**What is required:**
Each entry must be printed again without a single change.
═════ Listed records ═════
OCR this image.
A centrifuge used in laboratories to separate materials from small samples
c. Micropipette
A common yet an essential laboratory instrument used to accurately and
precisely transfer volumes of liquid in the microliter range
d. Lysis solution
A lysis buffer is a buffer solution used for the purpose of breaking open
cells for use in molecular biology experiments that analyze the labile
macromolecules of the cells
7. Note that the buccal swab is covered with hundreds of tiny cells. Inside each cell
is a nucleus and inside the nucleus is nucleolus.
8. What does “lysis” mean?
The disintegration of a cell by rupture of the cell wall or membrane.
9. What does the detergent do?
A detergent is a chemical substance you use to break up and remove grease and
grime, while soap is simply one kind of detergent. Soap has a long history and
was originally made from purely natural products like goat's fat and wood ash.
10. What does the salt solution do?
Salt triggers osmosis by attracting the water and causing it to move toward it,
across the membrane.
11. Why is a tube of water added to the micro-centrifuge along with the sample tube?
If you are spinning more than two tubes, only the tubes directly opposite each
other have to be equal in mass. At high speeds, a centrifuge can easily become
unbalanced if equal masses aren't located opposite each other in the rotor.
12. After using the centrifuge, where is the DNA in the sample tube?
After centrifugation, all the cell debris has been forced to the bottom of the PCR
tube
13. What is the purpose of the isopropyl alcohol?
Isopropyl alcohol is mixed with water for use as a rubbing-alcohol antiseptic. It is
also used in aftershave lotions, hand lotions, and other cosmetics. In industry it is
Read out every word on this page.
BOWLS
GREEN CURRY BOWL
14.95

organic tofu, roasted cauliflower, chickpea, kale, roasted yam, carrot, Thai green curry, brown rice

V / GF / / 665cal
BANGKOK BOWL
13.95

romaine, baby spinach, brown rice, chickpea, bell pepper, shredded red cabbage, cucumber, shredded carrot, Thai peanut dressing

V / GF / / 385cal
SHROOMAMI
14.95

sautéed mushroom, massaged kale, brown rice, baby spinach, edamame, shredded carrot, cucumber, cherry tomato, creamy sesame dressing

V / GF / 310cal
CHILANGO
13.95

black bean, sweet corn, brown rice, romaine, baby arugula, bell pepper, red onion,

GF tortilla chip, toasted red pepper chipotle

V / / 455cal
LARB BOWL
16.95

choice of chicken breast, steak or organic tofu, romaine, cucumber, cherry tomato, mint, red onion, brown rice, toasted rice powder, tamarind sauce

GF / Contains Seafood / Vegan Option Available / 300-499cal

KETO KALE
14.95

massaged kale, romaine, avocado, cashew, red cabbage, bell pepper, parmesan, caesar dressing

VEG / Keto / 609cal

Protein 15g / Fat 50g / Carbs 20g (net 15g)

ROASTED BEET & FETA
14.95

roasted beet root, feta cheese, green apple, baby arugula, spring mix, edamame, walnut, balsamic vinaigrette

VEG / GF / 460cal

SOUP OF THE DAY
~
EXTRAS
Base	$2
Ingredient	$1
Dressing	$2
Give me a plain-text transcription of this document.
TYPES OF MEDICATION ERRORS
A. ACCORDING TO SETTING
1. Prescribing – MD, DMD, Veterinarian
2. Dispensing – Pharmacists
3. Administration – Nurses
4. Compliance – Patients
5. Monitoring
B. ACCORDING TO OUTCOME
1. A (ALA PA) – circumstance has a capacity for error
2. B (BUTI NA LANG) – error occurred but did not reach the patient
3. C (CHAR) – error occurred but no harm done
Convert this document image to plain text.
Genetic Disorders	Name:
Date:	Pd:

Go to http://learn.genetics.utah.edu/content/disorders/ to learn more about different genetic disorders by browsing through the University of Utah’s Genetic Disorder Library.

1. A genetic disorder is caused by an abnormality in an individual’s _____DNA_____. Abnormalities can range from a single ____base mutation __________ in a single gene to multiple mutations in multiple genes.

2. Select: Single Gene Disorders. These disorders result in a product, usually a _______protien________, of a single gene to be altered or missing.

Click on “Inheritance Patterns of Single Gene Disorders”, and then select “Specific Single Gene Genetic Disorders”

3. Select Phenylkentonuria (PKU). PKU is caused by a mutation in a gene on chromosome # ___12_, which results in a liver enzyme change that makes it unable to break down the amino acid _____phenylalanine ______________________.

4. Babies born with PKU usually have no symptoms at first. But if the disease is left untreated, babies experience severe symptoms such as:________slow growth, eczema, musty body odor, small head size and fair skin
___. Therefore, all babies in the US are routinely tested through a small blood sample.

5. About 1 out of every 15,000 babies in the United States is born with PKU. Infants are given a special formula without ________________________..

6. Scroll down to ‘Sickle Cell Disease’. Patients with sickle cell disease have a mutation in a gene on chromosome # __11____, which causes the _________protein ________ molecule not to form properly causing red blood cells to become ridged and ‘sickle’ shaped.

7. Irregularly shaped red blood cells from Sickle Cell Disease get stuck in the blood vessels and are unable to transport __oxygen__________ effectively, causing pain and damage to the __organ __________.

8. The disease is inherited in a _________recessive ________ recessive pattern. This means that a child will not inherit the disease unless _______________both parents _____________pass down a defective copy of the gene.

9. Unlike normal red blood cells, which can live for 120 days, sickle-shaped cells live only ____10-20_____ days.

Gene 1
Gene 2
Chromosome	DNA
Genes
═════
**Exercise solution:**
OCR this image.
A centrifuge used in laboratories to separate materials from small samples
c. Micropipette
A common yet an essential laboratory instrument used to accurately and
precisely transfer volumes of liquid in the microliter range
d. Lysis solution
A lysis buffer is a buffer solution used for the purpose of breaking open
cells for use in molecular biology experiments that analyze the labile
macromolecules of the cells
7. Note that the buccal swab is covered with hundreds of tiny cells. Inside each cell
is a nucleus and inside the nucleus is nucleolus.
8. What does “lysis” mean?
The disintegration of a cell by rupture of the cell wall or membrane.
9. What does the detergent do?
A detergent is a chemical substance you use to break up and remove grease and
grime, while soap is simply one kind of detergent. Soap has a long history and
was originally made from purely natural products like goat's fat and wood ash.
10. What does the salt solution do?
Salt triggers osmosis by attracting the water and causing it to move toward it,
across the membrane.
11. Why is a tube of water added to the micro-centrifuge along with the sample tube?
If you are spinning more than two tubes, only the tubes directly opposite each
other have to be equal in mass. At high speeds, a centrifuge can easily become
unbalanced if equal masses aren't located opposite each other in the rotor.
12. After using the centrifuge, where is the DNA in the sample tube?
After centrifugation, all the cell debris has been forced to the bottom of the PCR
tube
13. What is the purpose of the isopropyl alcohol?
Isopropyl alcohol is mixed with water for use as a rubbing-alcohol antiseptic. It is
also used in aftershave lotions, hand lotions, and other cosmetics. In industry it is
Read out every word on this page.
BOWLS
GREEN CURRY BOWL
14.95

organic tofu, roasted cauliflower, chickpea, kale, roasted yam, carrot, Thai green curry, brown rice

V / GF / / 665cal
BANGKOK BOWL
13.95

romaine, baby spinach, brown rice, chickpea, bell pepper, shredded red cabbage, cucumber, shredded carrot, Thai peanut dressing

V / GF / / 385cal
SHROOMAMI
14.95

sautéed mushroom, massaged kale, brown rice, baby spinach, edamame, shredded carrot, cucumber, cherry tomato, creamy sesame dressing

V / GF / 310cal
CHILANGO
13.95

black bean, sweet corn, brown rice, romaine, baby arugula, bell pepper, red onion,

GF tortilla chip, toasted red pepper chipotle

V / / 455cal
LARB BOWL
16.95

choice of chicken breast, steak or organic tofu, romaine, cucumber, cherry tomato, mint, red onion, brown rice, toasted rice powder, tamarind sauce

GF / Contains Seafood / Vegan Option Available / 300-499cal

KETO KALE
14.95

massaged kale, romaine, avocado, cashew, red cabbage, bell pepper, parmesan, caesar dressing

VEG / Keto / 609cal

Protein 15g / Fat 50g / Carbs 20g (net 15g)

ROASTED BEET & FETA
14.95

roasted beet root, feta cheese, green apple, baby arugula, spring mix, edamame, walnut, balsamic vinaigrette

VEG / GF / 460cal

SOUP OF THE DAY
~
EXTRAS
Base	$2
Ingredient	$1
Dressing	$2
Give me a plain-text transcription of this document.
TYPES OF MEDICATION ERRORS
A. ACCORDING TO SETTING
1. Prescribing – MD, DMD, Veterinarian
2. Dispensing – Pharmacists
3. Administration – Nurses
4. Compliance – Patients
5. Monitoring
B. ACCORDING TO OUTCOME
1. A (ALA PA) – circumstance has a capacity for error
2. B (BUTI NA LANG) – error occurred but did not reach the patient
3. C (CHAR) – error occurred but no harm done
Convert this document image to plain text.
Genetic Disorders	Name:
Date:	Pd:

Go to http://learn.genetics.utah.edu/content/disorders/ to learn more about different genetic disorders by browsing through the University of Utah’s Genetic Disorder Library.

1. A genetic disorder is caused by an abnormality in an individual’s _____DNA_____. Abnormalities can range from a single ____base mutation __________ in a single gene to multiple mutations in multiple genes.

2. Select: Single Gene Disorders. These disorders result in a product, usually a _______protien________, of a single gene to be altered or missing.

Click on “Inheritance Patterns of Single Gene Disorders”, and then select “Specific Single Gene Genetic Disorders”

3. Select Phenylkentonuria (PKU). PKU is caused by a mutation in a gene on chromosome # ___12_, which results in a liver enzyme change that makes it unable to break down the amino acid _____phenylalanine ______________________.

4. Babies born with PKU usually have no symptoms at first. But if the disease is left untreated, babies experience severe symptoms such as:________slow growth, eczema, musty body odor, small head size and fair skin
___. Therefore, all babies in the US are routinely tested through a small blood sample.

5. About 1 out of every 15,000 babies in the United States is born with PKU. Infants are given a special formula without ________________________..

6. Scroll down to ‘Sickle Cell Disease’. Patients with sickle cell disease have a mutation in a gene on chromosome # __11____, which causes the _________protein ________ molecule not to form properly causing red blood cells to become ridged and ‘sickle’ shaped.

7. Irregularly shaped red blood cells from Sickle Cell Disease get stuck in the blood vessels and are unable to transport __oxygen__________ effectively, causing pain and damage to the __organ __________.

8. The disease is inherited in a _________recessive ________ recessive pattern. This means that a child will not inherit the disease unless _______________both parents _____________pass down a defective copy of the gene.

9. Unlike normal red blood cells, which can live for 120 days, sickle-shaped cells live only ____10-20_____ days.

Gene 1
Gene 2
Chromosome	DNA
Genes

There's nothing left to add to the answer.